EXERCISE GOAL: Quote the researcher profile word for word, starting at "PhD Project" and ending at "human robot ethics.".

SELECTED PASSAGE:
----

EPSRC Centre for Doctoral Training in Agri-Food Robotics: AgriFoRwArdS - Roopika Ravikanna 3

Roopika Ravikanna

  • University of Lincoln in collaboration with Saga Robotics

Research Interests

Human-robot interaction.

Papers and Presentations

  • Lincoln Conference on Intelligent Robots and Systems 2020 – Task Allocation in Multi Robot Systems using Dynamic Manipulative Bidding Strategy (read more here).
  • UKRAS2021 – Task Allocation using Manipulative Dynamic Auctioneer System (read more here).
  • International Women in Engineering Day 2021 (read more here).
  • Festival of Fresh 2021.
  • AgriFoRwArdS CDT Annual Conference 2021.

Extra-Curricular Activities

  • Member of the AgirFoRwArdS CDT Drink Outside the Box Organisation Committee.

MSc Project

Leaky Integrate Neuron Model for Multi Robot Task Allocation

The evolution of methodologies in Multi Robot Task Allocation is surveyed. Various classifications of Taxonomy in the domain is compared to the relevance of its application. An idea for a novel ‘Leaky Integrate and Fire’ Neuron Model for Multi Robot Task Allocation is presented along with the explanation of its biological theory. This is used as an inspiration to model a setup of heterogenous autonomous Multi Robot system in a farmland environment. The model would be simulated as a software using Python. Performance of the system will be evaluated and compared to that of a traditional Market based approach. Findings shall be drawn and Results are to be summarised.

PhD Project

Fleet Management of Autonomous Agricultural Robots with Human Awareness

Fleet management of autonomous agricultural robots is fundamental to fully autonomous farming practices as it addresses the issues of conflict resolution, resource and efficiency optimisation when dealing with a fleet of homogenous or heterogenous robots. The abstract of the proposal for this PhD would be integrating human behaviour models with the navigation and task allocation system of autonomous fleets for better path planning evading possible conflicts and deadlock situations between robot-robot and human-robot(s). The study will focus on the proxemics, human behaviour modelling using decision prediction and neuroscientific methods, path planning, fleet coordination and human robot ethics.

----

(Dataset entries)
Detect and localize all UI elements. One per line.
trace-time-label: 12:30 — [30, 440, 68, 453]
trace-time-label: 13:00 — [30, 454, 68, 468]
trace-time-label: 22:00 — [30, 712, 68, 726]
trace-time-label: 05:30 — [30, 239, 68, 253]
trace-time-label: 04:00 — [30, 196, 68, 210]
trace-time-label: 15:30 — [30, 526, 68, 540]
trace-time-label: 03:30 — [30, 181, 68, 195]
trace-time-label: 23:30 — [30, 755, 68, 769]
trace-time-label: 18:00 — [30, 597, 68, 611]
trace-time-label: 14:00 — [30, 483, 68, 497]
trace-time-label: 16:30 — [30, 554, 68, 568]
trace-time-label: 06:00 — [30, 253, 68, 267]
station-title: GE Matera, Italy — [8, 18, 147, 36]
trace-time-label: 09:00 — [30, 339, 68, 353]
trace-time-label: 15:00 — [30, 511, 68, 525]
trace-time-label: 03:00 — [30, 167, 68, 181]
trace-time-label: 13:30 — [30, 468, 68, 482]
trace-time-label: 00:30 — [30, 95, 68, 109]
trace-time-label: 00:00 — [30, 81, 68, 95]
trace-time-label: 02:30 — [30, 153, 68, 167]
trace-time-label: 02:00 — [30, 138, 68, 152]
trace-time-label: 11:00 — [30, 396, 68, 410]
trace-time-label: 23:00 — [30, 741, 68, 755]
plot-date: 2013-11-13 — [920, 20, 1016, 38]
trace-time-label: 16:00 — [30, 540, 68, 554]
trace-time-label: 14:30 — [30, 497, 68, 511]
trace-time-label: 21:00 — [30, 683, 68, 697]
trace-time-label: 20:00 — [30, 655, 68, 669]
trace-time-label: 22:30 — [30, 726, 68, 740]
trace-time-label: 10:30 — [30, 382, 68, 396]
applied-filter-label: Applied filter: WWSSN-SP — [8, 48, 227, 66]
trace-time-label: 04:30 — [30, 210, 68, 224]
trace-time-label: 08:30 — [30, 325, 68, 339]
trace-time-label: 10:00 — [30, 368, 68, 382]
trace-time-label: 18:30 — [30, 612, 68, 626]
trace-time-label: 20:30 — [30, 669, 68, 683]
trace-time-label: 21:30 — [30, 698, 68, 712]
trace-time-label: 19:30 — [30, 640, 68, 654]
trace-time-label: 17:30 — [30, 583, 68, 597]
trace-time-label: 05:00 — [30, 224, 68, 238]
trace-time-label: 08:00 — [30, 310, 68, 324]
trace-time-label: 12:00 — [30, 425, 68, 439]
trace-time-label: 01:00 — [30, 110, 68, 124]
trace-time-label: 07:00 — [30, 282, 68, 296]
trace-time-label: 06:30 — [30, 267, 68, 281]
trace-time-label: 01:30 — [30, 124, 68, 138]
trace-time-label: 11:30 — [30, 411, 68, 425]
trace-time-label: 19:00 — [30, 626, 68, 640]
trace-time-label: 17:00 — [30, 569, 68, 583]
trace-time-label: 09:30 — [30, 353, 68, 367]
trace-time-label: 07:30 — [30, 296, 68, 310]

----

SOLUTION FOR THIS EXERCISE:
PhD Project

Fleet Management of Autonomous Agricultural Robots with Human Awareness

Fleet management of autonomous agricultural robots is fundamental to fully autonomous farming practices as it addresses the issues of conflict resolution, resource and efficiency optimisation when dealing with a fleet of homogenous or heterogenous robots. The abstract of the proposal for this PhD would be integrating human behaviour models with the navigation and task allocation system of autonomous fleets for better path planning evading possible conflicts and deadlock situations between robot-robot and human-robot(s). The study will focus on the proxemics, human behaviour modelling using decision prediction and neuroscientific methods, path planning, fleet coordination and human robot ethics.